Stored data:
## Begin

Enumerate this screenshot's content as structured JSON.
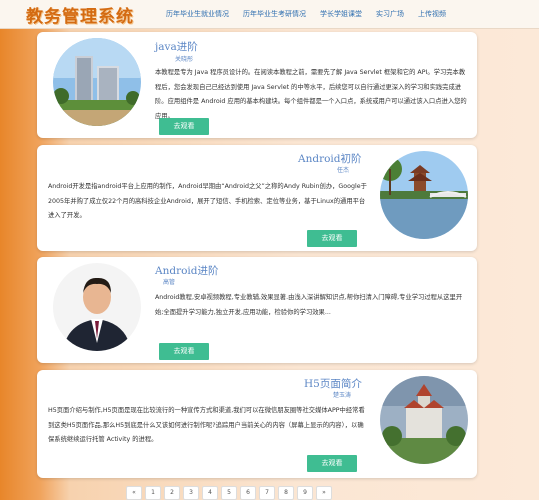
{
  "header": {
    "logo": "教务管理系统",
    "nav": [
      "历年毕业生就业情况",
      "历年毕业生考研情况",
      "学长学姐课堂",
      "实习广场",
      "上传视频"
    ]
  },
  "courses": [
    {
      "title": "java进阶",
      "author": "关晓彤",
      "desc": "本教程是专为 Java 程序员设计的。在阅读本教程之前，需要先了解 Java Servlet 框架和它的 API。学习完本教程后，您会发现自己已经达到使用 Java Servlet 的中等水平，后续您可以自行通过更深入的学习和实践完成进阶。应用组件是 Android 应用的基本构建块。每个组件都是一个入口点，系统或用户可以通过该入口点进入您的应用。",
      "button": "去观看"
    },
    {
      "title": "Android初阶",
      "author": "任杰",
      "desc": "Android开发是指android平台上应用的制作，Android早期由“Android之父”之称的Andy Rubin创办，Google于2005年并购了成立仅22个月的高科技企业Android，展开了短信、手机检索、定位等业务，基于Linux的通用平台进入了开发。",
      "button": "去观看"
    },
    {
      "title": "Android进阶",
      "author": "高管",
      "desc": "Android教程,安卓视频教程,专业教辅,效果显著.由浅入深讲解知识点,帮你扫清入门障碍,专业学习过程从这里开始;全面提升学习能力,独立开发,应用功能，检验你的学习效果...",
      "button": "去观看"
    },
    {
      "title": "H5页面简介",
      "author": "楚玉涛",
      "desc": "H5页面介绍与制作,H5页面是现在比较流行的一种宣传方式和渠道,我们可以在微信朋友圈等社交媒体APP中经常看到这类H5页面作品,那么H5到底是什么又该如何进行制作呢?追踪用户当前关心的内容（屏幕上显示的内容），以确保系统继续运行托管 Activity 的进程。",
      "button": "去观看"
    }
  ],
  "pager": {
    "prev": "«",
    "pages": [
      "1",
      "2",
      "3",
      "4",
      "5",
      "6",
      "7",
      "8",
      "9"
    ],
    "next": "»"
  }
}
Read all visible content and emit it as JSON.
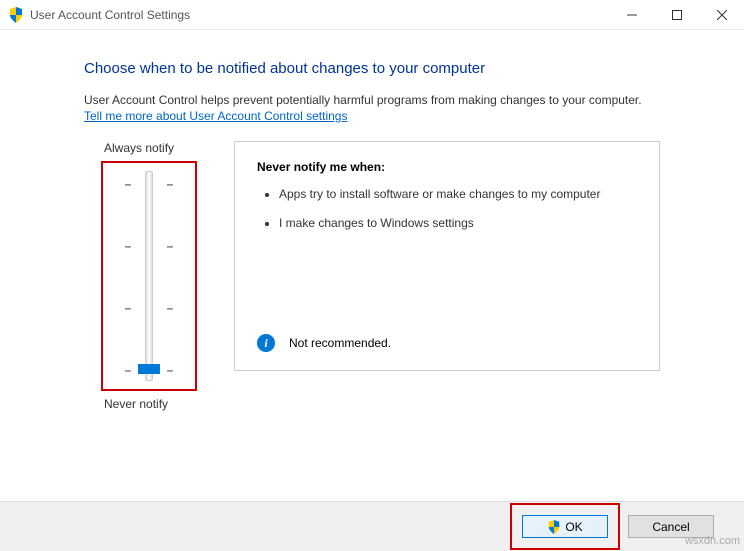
{
  "titlebar": {
    "title": "User Account Control Settings"
  },
  "heading": "Choose when to be notified about changes to your computer",
  "description": "User Account Control helps prevent potentially harmful programs from making changes to your computer.",
  "link_text": "Tell me more about User Account Control settings",
  "slider": {
    "top_label": "Always notify",
    "bottom_label": "Never notify",
    "levels": 4,
    "current_level": 0
  },
  "panel": {
    "title": "Never notify me when:",
    "bullets": [
      "Apps try to install software or make changes to my computer",
      "I make changes to Windows settings"
    ],
    "footer_text": "Not recommended."
  },
  "buttons": {
    "ok": "OK",
    "cancel": "Cancel"
  },
  "watermark": "wsxdn.com"
}
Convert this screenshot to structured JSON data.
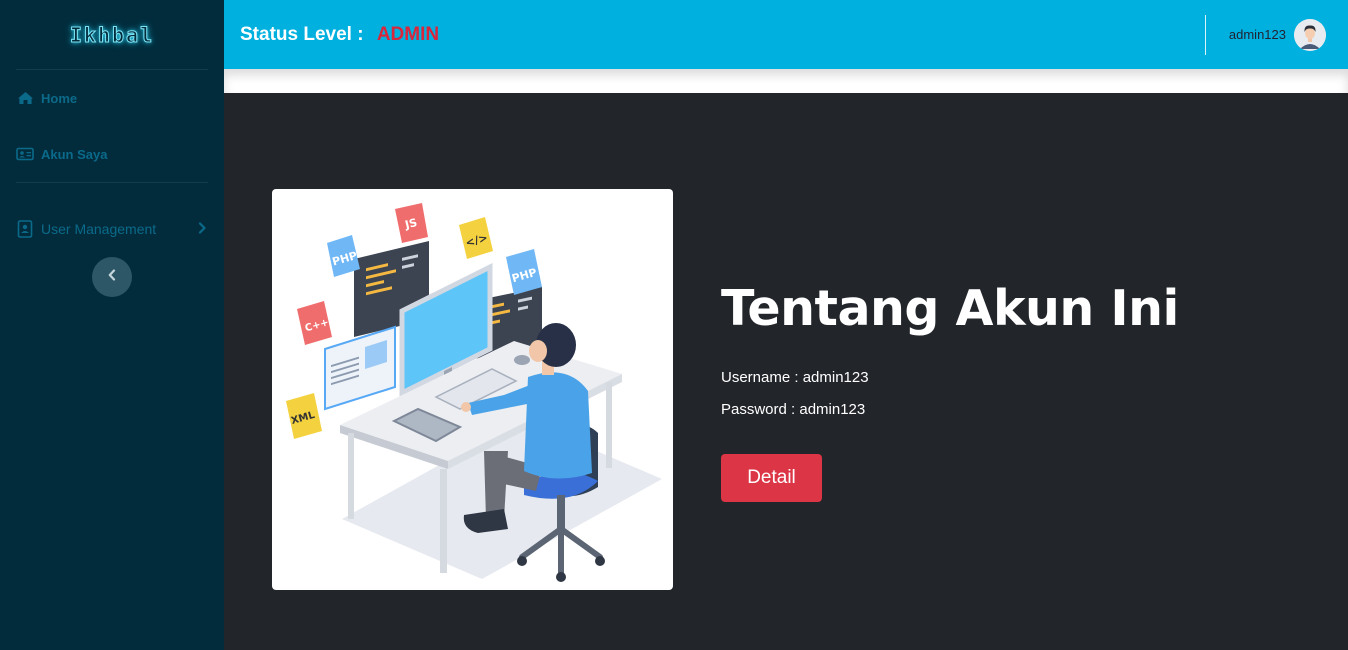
{
  "brand": {
    "name": "Ikhbal"
  },
  "sidebar": {
    "items": [
      {
        "label": "Home",
        "icon": "home-icon"
      },
      {
        "label": "Akun Saya",
        "icon": "id-card-icon"
      },
      {
        "label": "User Management",
        "icon": "address-book-icon"
      }
    ],
    "toggle_icon": "chevron-left-icon"
  },
  "topbar": {
    "status_label": "Status Level :",
    "status_value": "ADMIN",
    "username": "admin123",
    "avatar_icon": "user-avatar-icon"
  },
  "main": {
    "title": "Tentang Akun Ini",
    "username_line": "Username : admin123",
    "password_line": "Password : admin123",
    "detail_button": "Detail",
    "illustration": {
      "badges": [
        "PHP",
        "JS",
        "</>",
        "PHP",
        "C++",
        "XML"
      ]
    }
  },
  "colors": {
    "sidebar_bg": "#022c3c",
    "topbar_bg": "#00b1e0",
    "content_bg": "#22252a",
    "admin_red": "#d9263c",
    "button_red": "#dc3545",
    "nav_text": "#0b6a8a"
  }
}
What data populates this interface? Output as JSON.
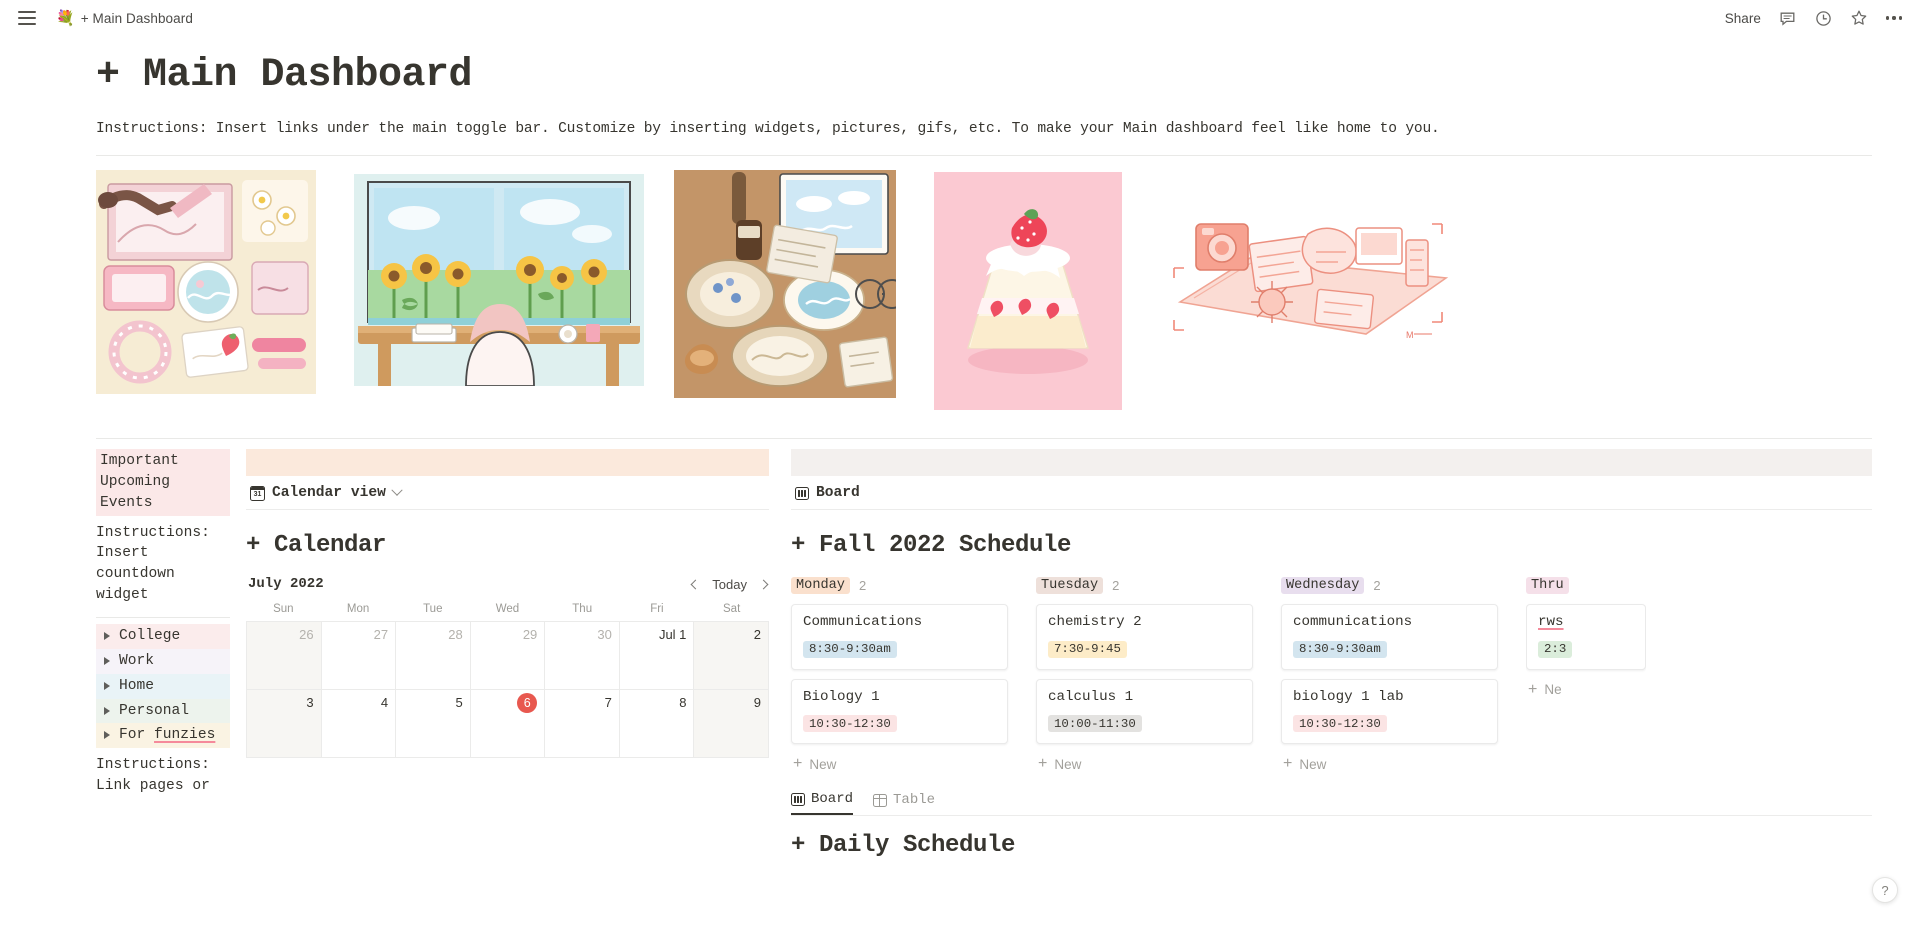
{
  "topbar": {
    "emoji": "💐",
    "breadcrumb": "+ Main Dashboard",
    "share_label": "Share",
    "icons": [
      "menu-icon",
      "comment-icon",
      "history-clock-icon",
      "star-icon",
      "more-options-icon"
    ]
  },
  "page": {
    "title": "+ Main Dashboard",
    "instructions": "Instructions: Insert links under the main toggle bar. Customize by inserting widgets, pictures, gifs, etc. To make your Main dashboard feel like home to you."
  },
  "gallery": [
    {
      "name": "desk-flatlay-strawberry-illustration"
    },
    {
      "name": "girl-at-window-sunflowers-illustration"
    },
    {
      "name": "coffee-breakfast-flatlay-illustration"
    },
    {
      "name": "strawberry-shortcake-pink-illustration"
    },
    {
      "name": "polaroid-picnic-flatlay-illustration"
    }
  ],
  "sidebar": {
    "heading": "Important Upcoming Events",
    "instructions": "Instructions: Insert countdown widget",
    "toggles": [
      {
        "label": "College",
        "color": "#fbecec"
      },
      {
        "label": "Work",
        "color": "#f6f3f9"
      },
      {
        "label": "Home",
        "color": "#e9f3f7"
      },
      {
        "label": "Personal",
        "color": "#edf3ed"
      },
      {
        "label": "For funzies",
        "color": "#faf3e3",
        "underlined_word": "funzies"
      }
    ],
    "footer_instructions": "Instructions: Link pages or"
  },
  "calendar": {
    "view_label": "Calendar view",
    "view_icon": "calendar-31-icon",
    "block_title": "+ Calendar",
    "month": "July 2022",
    "today_label": "Today",
    "prev_icon": "chevron-left-icon",
    "next_icon": "chevron-right-icon",
    "weekdays": [
      "Sun",
      "Mon",
      "Tue",
      "Wed",
      "Thu",
      "Fri",
      "Sat"
    ],
    "weeks": [
      [
        {
          "label": "26",
          "dim": true,
          "weekend": true
        },
        {
          "label": "27",
          "dim": true,
          "weekend": false
        },
        {
          "label": "28",
          "dim": true,
          "weekend": false
        },
        {
          "label": "29",
          "dim": true,
          "weekend": false
        },
        {
          "label": "30",
          "dim": true,
          "weekend": false
        },
        {
          "label": "Jul 1",
          "dim": false,
          "weekend": false
        },
        {
          "label": "2",
          "dim": false,
          "weekend": true
        }
      ],
      [
        {
          "label": "3",
          "dim": false,
          "weekend": true
        },
        {
          "label": "4",
          "dim": false,
          "weekend": false
        },
        {
          "label": "5",
          "dim": false,
          "weekend": false
        },
        {
          "label": "6",
          "dim": false,
          "weekend": false,
          "today": true
        },
        {
          "label": "7",
          "dim": false,
          "weekend": false
        },
        {
          "label": "8",
          "dim": false,
          "weekend": false
        },
        {
          "label": "9",
          "dim": false,
          "weekend": true
        }
      ]
    ],
    "today_color": "#e8584f"
  },
  "board": {
    "view_label": "Board",
    "view_icon": "board-icon",
    "block_title": "+ Fall 2022 Schedule",
    "columns": [
      {
        "name": "Monday",
        "tag_color": "#fae0cd",
        "count": "2",
        "cards": [
          {
            "title": "Communications",
            "time": "8:30-9:30am",
            "badge_color": "#d3e5ef"
          },
          {
            "title": "Biology 1",
            "time": "10:30-12:30",
            "badge_color": "#fbe4e4"
          }
        ],
        "new_label": "New"
      },
      {
        "name": "Tuesday",
        "tag_color": "#eee0da",
        "count": "2",
        "cards": [
          {
            "title": "chemistry 2",
            "time": "7:30-9:45",
            "badge_color": "#fdecc8"
          },
          {
            "title": "calculus 1",
            "time": "10:00-11:30",
            "badge_color": "#e3e2e0"
          }
        ],
        "new_label": "New"
      },
      {
        "name": "Wednesday",
        "tag_color": "#e8deee",
        "count": "2",
        "cards": [
          {
            "title": "communications",
            "time": "8:30-9:30am",
            "badge_color": "#d3e5ef"
          },
          {
            "title": "biology 1 lab",
            "time": "10:30-12:30",
            "badge_color": "#fbe4e4"
          }
        ],
        "new_label": "New"
      },
      {
        "name": "Thru",
        "tag_color": "#f5e0e9",
        "count": "",
        "clipped": true,
        "cards": [
          {
            "title": "rws",
            "time": "2:3",
            "badge_color": "#dbeddb",
            "underlined": true
          }
        ],
        "new_label": "Ne"
      }
    ],
    "tabs": [
      {
        "label": "Board",
        "icon": "board-icon",
        "active": true
      },
      {
        "label": "Table",
        "icon": "table-icon",
        "active": false
      }
    ],
    "daily_title": "+ Daily Schedule"
  },
  "help": {
    "label": "?"
  }
}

## End

# Description of the task:
Give the count of lines in the listing above that include "left", with no other words.

# Task answer:
2